## Start
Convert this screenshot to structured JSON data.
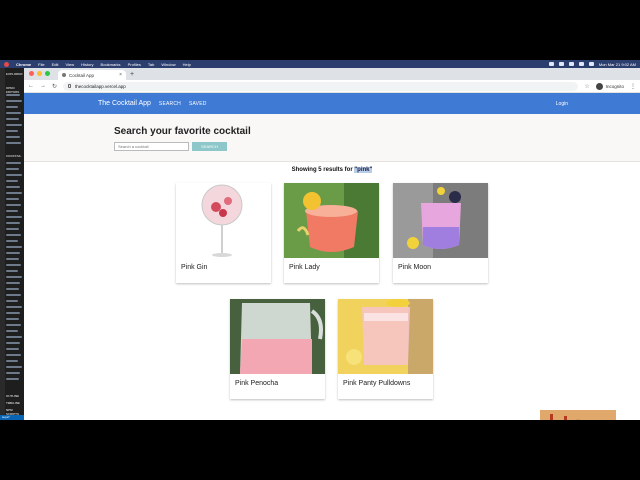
{
  "menubar": {
    "app": "Chrome",
    "items": [
      "File",
      "Edit",
      "View",
      "History",
      "Bookmarks",
      "Profiles",
      "Tab",
      "Window",
      "Help"
    ],
    "clock": "Mon Mar 21  9:02 AM"
  },
  "vscode": {
    "explorer": "EXPLORER",
    "open_editors": "OPEN EDITORS",
    "project": "COCKTAIL",
    "outline": "OUTLINE",
    "timeline": "TIMELINE",
    "npm": "NPM SCRIPTS",
    "branch": "supa*"
  },
  "browser": {
    "tab_title": "Cocktail App",
    "url": "thecocktailapp.vercel.app",
    "profile": "Incognito"
  },
  "app": {
    "brand": "The Cocktail App",
    "nav": [
      "SEARCH",
      "SAVED"
    ],
    "login": "Login",
    "heading": "Search your favorite cocktail",
    "search_placeholder": "Search a cocktail",
    "search_button": "SEARCH",
    "results_prefix": "Showing 5 results for ",
    "results_query": "\"pink\"",
    "colors": {
      "appbar": "#3f7ad4",
      "search_button": "#8ec7c9"
    }
  },
  "cocktails": [
    {
      "name": "Pink Gin"
    },
    {
      "name": "Pink Lady"
    },
    {
      "name": "Pink Moon"
    },
    {
      "name": "Pink Penocha"
    },
    {
      "name": "Pink Panty Pulldowns"
    }
  ]
}
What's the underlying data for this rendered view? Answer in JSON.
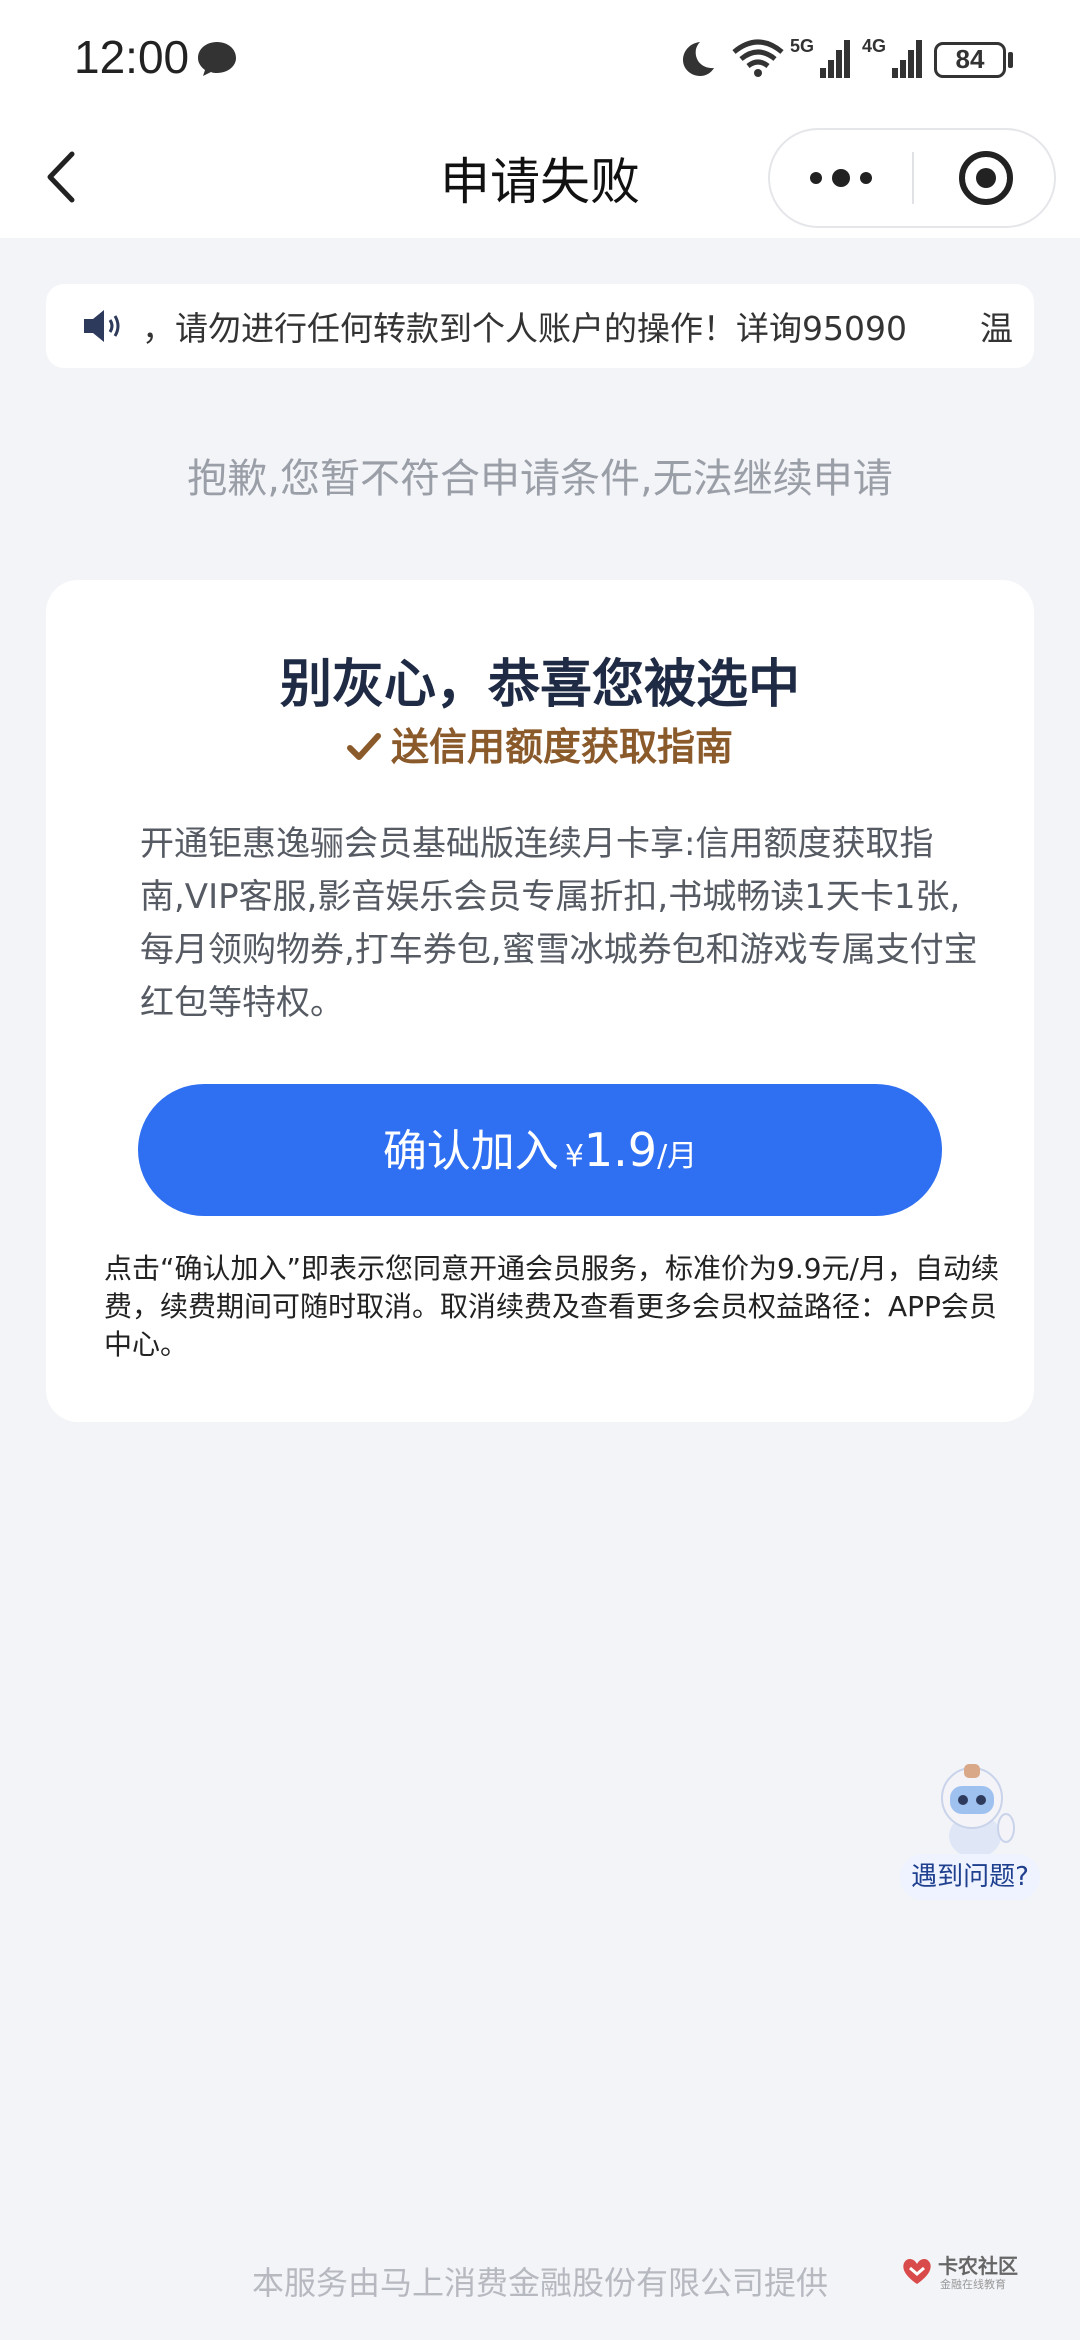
{
  "status_bar": {
    "time": "12:00",
    "network_5g": "5G",
    "network_4g": "4G",
    "battery": "84",
    "icons": [
      "chat-icon",
      "moon-icon",
      "wifi-icon",
      "signal-icon",
      "battery-icon"
    ]
  },
  "nav": {
    "title": "申请失败",
    "back_icon": "chevron-left-icon",
    "more_icon": "more-dots-icon",
    "close_icon": "target-close-icon"
  },
  "notice": {
    "icon": "speaker-icon",
    "text": "，请勿进行任何转款到个人账户的操作！详询95090",
    "text_next": "温"
  },
  "sorry_text": "抱歉,您暂不符合申请条件,无法继续申请",
  "card": {
    "title": "别灰心，恭喜您被选中",
    "subtitle": "送信用额度获取指南",
    "subtitle_icon": "check-icon",
    "benefits": "开通钜惠逸骊会员基础版连续月卡享:信用额度获取指南,VIP客服,影音娱乐会员专属折扣,书城畅读1天卡1张,每月领购物券,打车券包,蜜雪冰城券包和游戏专属支付宝红包等特权。",
    "button": {
      "label": "确认加入",
      "currency": "¥",
      "amount": "1.9",
      "unit": "/月"
    },
    "terms": "点击“确认加入”即表示您同意开通会员服务，标准价为9.9元/月，自动续费，续费期间可随时取消。取消续费及查看更多会员权益路径：APP会员中心。"
  },
  "help": {
    "label": "遇到问题?",
    "icon": "mascot-icon"
  },
  "footer": "本服务由马上消费金融股份有限公司提供",
  "watermark": {
    "title": "卡农社区",
    "subtitle": "金融在线教育"
  },
  "colors": {
    "primary": "#2f6ff2",
    "background": "#f3f4f8",
    "subtitle": "#8b5a2b",
    "title": "#1f2a44"
  }
}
## End
◆ **WORK TO DO**
Copy each line of the listing that contains the string "data".

◆ **EXERCISE OUTPUT**
Convert this screenshot to structured JSON data.
What's the underlying data for this rendered view? Answer in JSON.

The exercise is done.